Collected data entries:

---

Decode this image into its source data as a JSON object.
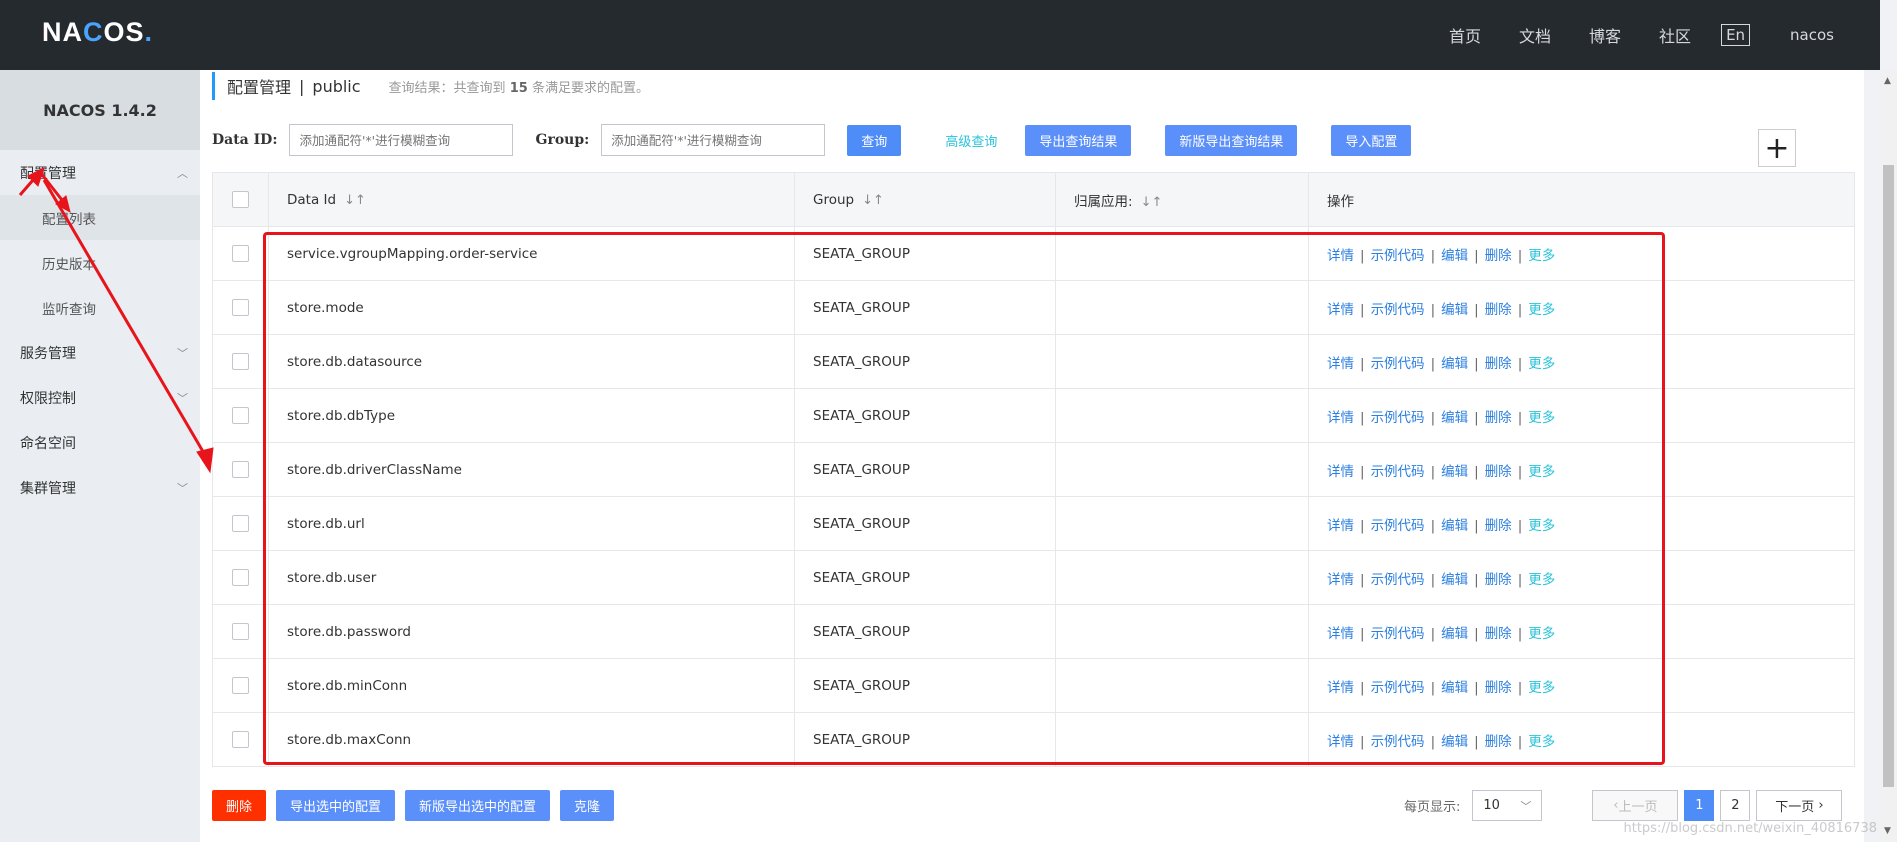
{
  "header": {
    "logo": "NACOS.",
    "nav": [
      "首页",
      "文档",
      "博客",
      "社区"
    ],
    "lang": "En",
    "user": "nacos"
  },
  "sidebar": {
    "version": "NACOS 1.4.2",
    "groups": [
      {
        "label": "配置管理",
        "expanded": true,
        "items": [
          "配置列表",
          "历史版本",
          "监听查询"
        ]
      },
      {
        "label": "服务管理",
        "expanded": false
      },
      {
        "label": "权限控制",
        "expanded": false
      },
      {
        "label": "命名空间",
        "expanded": false
      },
      {
        "label": "集群管理",
        "expanded": false
      }
    ]
  },
  "crumb": {
    "title": "配置管理",
    "sep": "|",
    "namespace": "public",
    "result_prefix": "查询结果：共查询到",
    "result_count": "15",
    "result_suffix": "条满足要求的配置。"
  },
  "search": {
    "dataid_label": "Data ID:",
    "dataid_placeholder": "添加通配符'*'进行模糊查询",
    "group_label": "Group:",
    "group_placeholder": "添加通配符'*'进行模糊查询",
    "query": "查询",
    "advanced": "高级查询",
    "export": "导出查询结果",
    "export_new": "新版导出查询结果",
    "import": "导入配置",
    "plus": "+"
  },
  "table": {
    "headers": {
      "dataid": "Data Id",
      "group": "Group",
      "app": "归属应用:",
      "ops": "操作"
    },
    "sort_icon": "↓↑",
    "rows": [
      {
        "dataid": "service.vgroupMapping.order-service",
        "group": "SEATA_GROUP",
        "app": ""
      },
      {
        "dataid": "store.mode",
        "group": "SEATA_GROUP",
        "app": ""
      },
      {
        "dataid": "store.db.datasource",
        "group": "SEATA_GROUP",
        "app": ""
      },
      {
        "dataid": "store.db.dbType",
        "group": "SEATA_GROUP",
        "app": ""
      },
      {
        "dataid": "store.db.driverClassName",
        "group": "SEATA_GROUP",
        "app": ""
      },
      {
        "dataid": "store.db.url",
        "group": "SEATA_GROUP",
        "app": ""
      },
      {
        "dataid": "store.db.user",
        "group": "SEATA_GROUP",
        "app": ""
      },
      {
        "dataid": "store.db.password",
        "group": "SEATA_GROUP",
        "app": ""
      },
      {
        "dataid": "store.db.minConn",
        "group": "SEATA_GROUP",
        "app": ""
      },
      {
        "dataid": "store.db.maxConn",
        "group": "SEATA_GROUP",
        "app": ""
      }
    ],
    "ops": {
      "detail": "详情",
      "sample": "示例代码",
      "edit": "编辑",
      "delete": "删除",
      "more": "更多",
      "bar": "|"
    }
  },
  "bottom": {
    "delete": "删除",
    "export_selected": "导出选中的配置",
    "export_selected_new": "新版导出选中的配置",
    "clone": "克隆"
  },
  "pager": {
    "per_page_label": "每页显示:",
    "per_page": "10",
    "prev": "上一页",
    "pages": [
      "1",
      "2"
    ],
    "current": "1",
    "next": "下一页"
  },
  "watermark": "https://blog.csdn.net/weixin_40816738",
  "colors": {
    "primary": "#4e8cf7",
    "danger": "#ff3000",
    "link": "#2b7fe0",
    "annotation": "#e8141c"
  }
}
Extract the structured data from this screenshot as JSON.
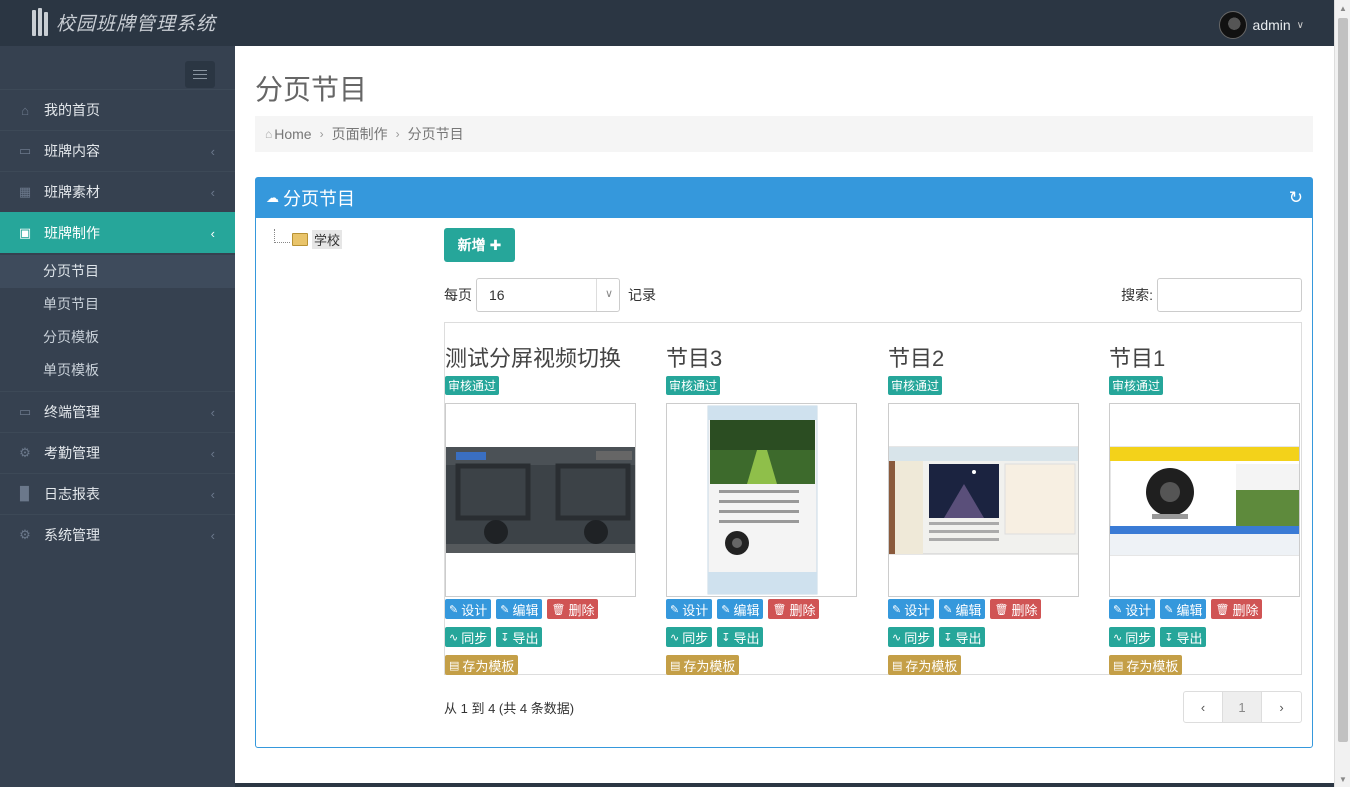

---

Directions for this task> Transcribe the listing above verbatim. Omit the pictures.

The output>
Decode this image into its source data as a JSON object.
{
  "header": {
    "logo": "NACOS.",
    "nav": [
      "首页",
      "文档",
      "博客",
      "社区"
    ],
    "lang": "En",
    "user": "nacos"
  },
  "sidebar": {
    "version": "NACOS 1.4.2",
    "groups": [
      {
        "label": "配置管理",
        "expanded": true,
        "items": [
          "配置列表",
          "历史版本",
          "监听查询"
        ]
      },
      {
        "label": "服务管理",
        "expanded": false
      },
      {
        "label": "权限控制",
        "expanded": false
      },
      {
        "label": "命名空间",
        "expanded": false
      },
      {
        "label": "集群管理",
        "expanded": false
      }
    ]
  },
  "crumb": {
    "title": "配置管理",
    "sep": "|",
    "namespace": "public",
    "result_prefix": "查询结果：共查询到",
    "result_count": "15",
    "result_suffix": "条满足要求的配置。"
  },
  "search": {
    "dataid_label": "Data ID:",
    "dataid_placeholder": "添加通配符'*'进行模糊查询",
    "group_label": "Group:",
    "group_placeholder": "添加通配符'*'进行模糊查询",
    "query": "查询",
    "advanced": "高级查询",
    "export": "导出查询结果",
    "export_new": "新版导出查询结果",
    "import": "导入配置",
    "plus": "+"
  },
  "table": {
    "headers": {
      "dataid": "Data Id",
      "group": "Group",
      "app": "归属应用:",
      "ops": "操作"
    },
    "sort_icon": "↓↑",
    "rows": [
      {
        "dataid": "service.vgroupMapping.order-service",
        "group": "SEATA_GROUP",
        "app": ""
      },
      {
        "dataid": "store.mode",
        "group": "SEATA_GROUP",
        "app": ""
      },
      {
        "dataid": "store.db.datasource",
        "group": "SEATA_GROUP",
        "app": ""
      },
      {
        "dataid": "store.db.dbType",
        "group": "SEATA_GROUP",
        "app": ""
      },
      {
        "dataid": "store.db.driverClassName",
        "group": "SEATA_GROUP",
        "app": ""
      },
      {
        "dataid": "store.db.url",
        "group": "SEATA_GROUP",
        "app": ""
      },
      {
        "dataid": "store.db.user",
        "group": "SEATA_GROUP",
        "app": ""
      },
      {
        "dataid": "store.db.password",
        "group": "SEATA_GROUP",
        "app": ""
      },
      {
        "dataid": "store.db.minConn",
        "group": "SEATA_GROUP",
        "app": ""
      },
      {
        "dataid": "store.db.maxConn",
        "group": "SEATA_GROUP",
        "app": ""
      }
    ],
    "ops": {
      "detail": "详情",
      "sample": "示例代码",
      "edit": "编辑",
      "delete": "删除",
      "more": "更多",
      "bar": "|"
    }
  },
  "bottom": {
    "delete": "删除",
    "export_selected": "导出选中的配置",
    "export_selected_new": "新版导出选中的配置",
    "clone": "克隆"
  },
  "pager": {
    "per_page_label": "每页显示:",
    "per_page": "10",
    "prev": "上一页",
    "pages": [
      "1",
      "2"
    ],
    "current": "1",
    "next": "下一页"
  },
  "watermark": "https://blog.csdn.net/weixin_40816738",
  "colors": {
    "primary": "#4e8cf7",
    "danger": "#ff3000",
    "link": "#2b7fe0",
    "annotation": "#e8141c"
  }
}
Extract the structured data from this screenshot as JSON.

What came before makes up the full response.